- [REQUEST] Return every line below as is, leaving out the pictures.

Saved data entries:
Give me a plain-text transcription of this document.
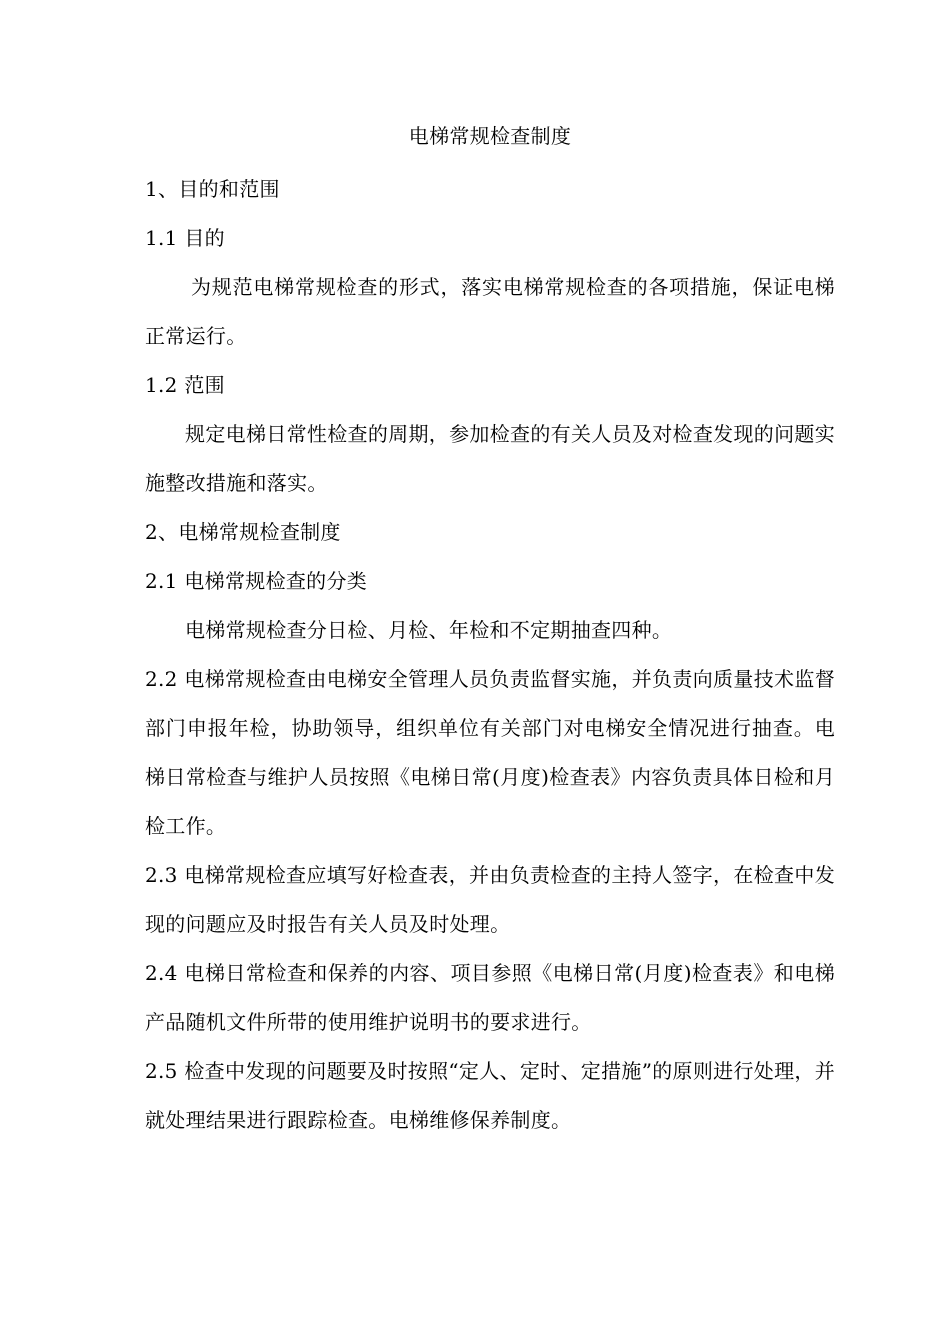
电梯常规检查制度

1、目的和范围

1.1 目的

为规范电梯常规检查的形式，落实电梯常规检查的各项措施，保证电梯正常运行。

1.2 范围

规定电梯日常性检查的周期，参加检查的有关人员及对检查发现的问题实施整改措施和落实。

2、电梯常规检查制度

2.1 电梯常规检查的分类

电梯常规检查分日检、月检、年检和不定期抽查四种。

2.2 电梯常规检查由电梯安全管理人员负责监督实施，并负责向质量技术监督部门申报年检，协助领导，组织单位有关部门对电梯安全情况进行抽查。电梯日常检查与维护人员按照《电梯日常(月度)检查表》内容负责具体日检和月检工作。

2.3 电梯常规检查应填写好检查表，并由负责检查的主持人签字，在检查中发现的问题应及时报告有关人员及时处理。

2.4 电梯日常检查和保养的内容、项目参照《电梯日常(月度)检查表》和电梯产品随机文件所带的使用维护说明书的要求进行。

2.5 检查中发现的问题要及时按照“定人、定时、定措施”的原则进行处理，并就处理结果进行跟踪检查。电梯维修保养制度。
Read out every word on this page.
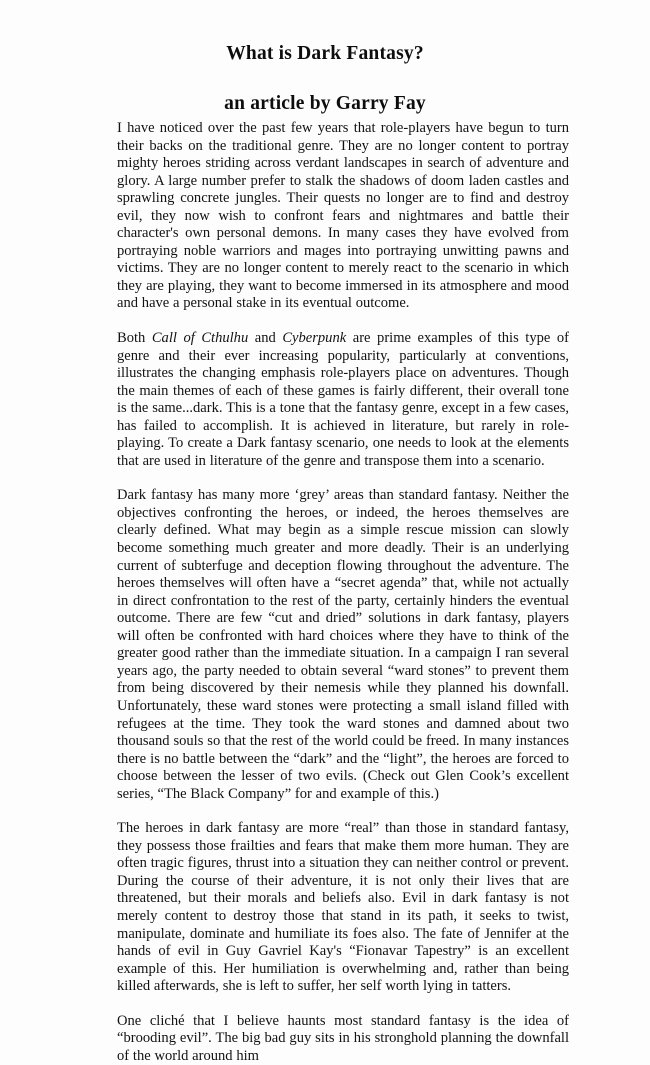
What is Dark Fantasy?
an article by Garry Fay

I have noticed over the past few years that role-players have begun to turn their backs on the traditional genre. They are no longer content to portray mighty heroes striding across verdant landscapes in search of adventure and glory. A large number prefer to stalk the shadows of doom laden castles and sprawling concrete jungles. Their quests no longer are to find and destroy evil, they now wish to confront fears and nightmares and battle their character's own personal demons. In many cases they have evolved from portraying noble warriors and mages into portraying unwitting pawns and victims. They are no longer content to merely react to the scenario in which they are playing, they want to become immersed in its atmosphere and mood and have a personal stake in its eventual outcome.

Both Call of Cthulhu and Cyberpunk are prime examples of this type of genre and their ever increasing popularity, particularly at conventions, illustrates the changing emphasis role-players place on adventures. Though the main themes of each of these games is fairly different, their overall tone is the same...dark. This is a tone that the fantasy genre, except in a few cases, has failed to accomplish. It is achieved in literature, but rarely in role-playing. To create a Dark fantasy scenario, one needs to look at the elements that are used in literature of the genre and transpose them into a scenario.

Dark fantasy has many more ‘grey’ areas than standard fantasy. Neither the objectives confronting the heroes, or indeed, the heroes themselves are clearly defined. What may begin as a simple rescue mission can slowly become something much greater and more deadly. Their is an underlying current of subterfuge and deception flowing throughout the adventure. The heroes themselves will often have a “secret agenda” that, while not actually in direct confrontation to the rest of the party, certainly hinders the eventual outcome. There are few “cut and dried” solutions in dark fantasy, players will often be confronted with hard choices where they have to think of the greater good rather than the immediate situation. In a campaign I ran several years ago, the party needed to obtain several “ward stones” to prevent them from being discovered by their nemesis while they planned his downfall. Unfortunately, these ward stones were protecting a small island filled with refugees at the time. They took the ward stones and damned about two thousand souls so that the rest of the world could be freed. In many instances there is no battle between the “dark” and the “light”, the heroes are forced to choose between the lesser of two evils. (Check out Glen Cook’s excellent series, “The Black Company” for and example of this.)

The heroes in dark fantasy are more “real” than those in standard fantasy, they possess those frailties and fears that make them more human. They are often tragic figures, thrust into a situation they can neither control or prevent. During the course of their adventure, it is not only their lives that are threatened, but their morals and beliefs also. Evil in dark fantasy is not merely content to destroy those that stand in its path, it seeks to twist, manipulate, dominate and humiliate its foes also. The fate of Jennifer at the hands of evil in Guy Gavriel Kay's “Fionavar Tapestry” is an excellent example of this. Her humiliation is overwhelming and, rather than being killed afterwards, she is left to suffer, her self worth lying in tatters.

One cliché that I believe haunts most standard fantasy is the idea of “brooding evil”. The big bad guy sits in his stronghold planning the downfall of the world around him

- [PROBLEM SOLUTION]
Give me a plain-text transcription of this document.
电梯常规检查制度

1、目的和范围

1.1 目的

为规范电梯常规检查的形式，落实电梯常规检查的各项措施，保证电梯正常运行。

1.2 范围

规定电梯日常性检查的周期，参加检查的有关人员及对检查发现的问题实施整改措施和落实。

2、电梯常规检查制度

2.1 电梯常规检查的分类

电梯常规检查分日检、月检、年检和不定期抽查四种。

2.2 电梯常规检查由电梯安全管理人员负责监督实施，并负责向质量技术监督部门申报年检，协助领导，组织单位有关部门对电梯安全情况进行抽查。电梯日常检查与维护人员按照《电梯日常(月度)检查表》内容负责具体日检和月检工作。

2.3 电梯常规检查应填写好检查表，并由负责检查的主持人签字，在检查中发现的问题应及时报告有关人员及时处理。

2.4 电梯日常检查和保养的内容、项目参照《电梯日常(月度)检查表》和电梯产品随机文件所带的使用维护说明书的要求进行。

2.5 检查中发现的问题要及时按照“定人、定时、定措施”的原则进行处理，并就处理结果进行跟踪检查。电梯维修保养制度。
Read out every word on this page.
What is Dark Fantasy?
an article by Garry Fay

I have noticed over the past few years that role-players have begun to turn their backs on the traditional genre. They are no longer content to portray mighty heroes striding across verdant landscapes in search of adventure and glory. A large number prefer to stalk the shadows of doom laden castles and sprawling concrete jungles. Their quests no longer are to find and destroy evil, they now wish to confront fears and nightmares and battle their character's own personal demons. In many cases they have evolved from portraying noble warriors and mages into portraying unwitting pawns and victims. They are no longer content to merely react to the scenario in which they are playing, they want to become immersed in its atmosphere and mood and have a personal stake in its eventual outcome.

Both Call of Cthulhu and Cyberpunk are prime examples of this type of genre and their ever increasing popularity, particularly at conventions, illustrates the changing emphasis role-players place on adventures. Though the main themes of each of these games is fairly different, their overall tone is the same...dark. This is a tone that the fantasy genre, except in a few cases, has failed to accomplish. It is achieved in literature, but rarely in role-playing. To create a Dark fantasy scenario, one needs to look at the elements that are used in literature of the genre and transpose them into a scenario.

Dark fantasy has many more ‘grey’ areas than standard fantasy. Neither the objectives confronting the heroes, or indeed, the heroes themselves are clearly defined. What may begin as a simple rescue mission can slowly become something much greater and more deadly. Their is an underlying current of subterfuge and deception flowing throughout the adventure. The heroes themselves will often have a “secret agenda” that, while not actually in direct confrontation to the rest of the party, certainly hinders the eventual outcome. There are few “cut and dried” solutions in dark fantasy, players will often be confronted with hard choices where they have to think of the greater good rather than the immediate situation. In a campaign I ran several years ago, the party needed to obtain several “ward stones” to prevent them from being discovered by their nemesis while they planned his downfall. Unfortunately, these ward stones were protecting a small island filled with refugees at the time. They took the ward stones and damned about two thousand souls so that the rest of the world could be freed. In many instances there is no battle between the “dark” and the “light”, the heroes are forced to choose between the lesser of two evils. (Check out Glen Cook’s excellent series, “The Black Company” for and example of this.)

The heroes in dark fantasy are more “real” than those in standard fantasy, they possess those frailties and fears that make them more human. They are often tragic figures, thrust into a situation they can neither control or prevent. During the course of their adventure, it is not only their lives that are threatened, but their morals and beliefs also. Evil in dark fantasy is not merely content to destroy those that stand in its path, it seeks to twist, manipulate, dominate and humiliate its foes also. The fate of Jennifer at the hands of evil in Guy Gavriel Kay's “Fionavar Tapestry” is an excellent example of this. Her humiliation is overwhelming and, rather than being killed afterwards, she is left to suffer, her self worth lying in tatters.

One cliché that I believe haunts most standard fantasy is the idea of “brooding evil”. The big bad guy sits in his stronghold planning the downfall of the world around him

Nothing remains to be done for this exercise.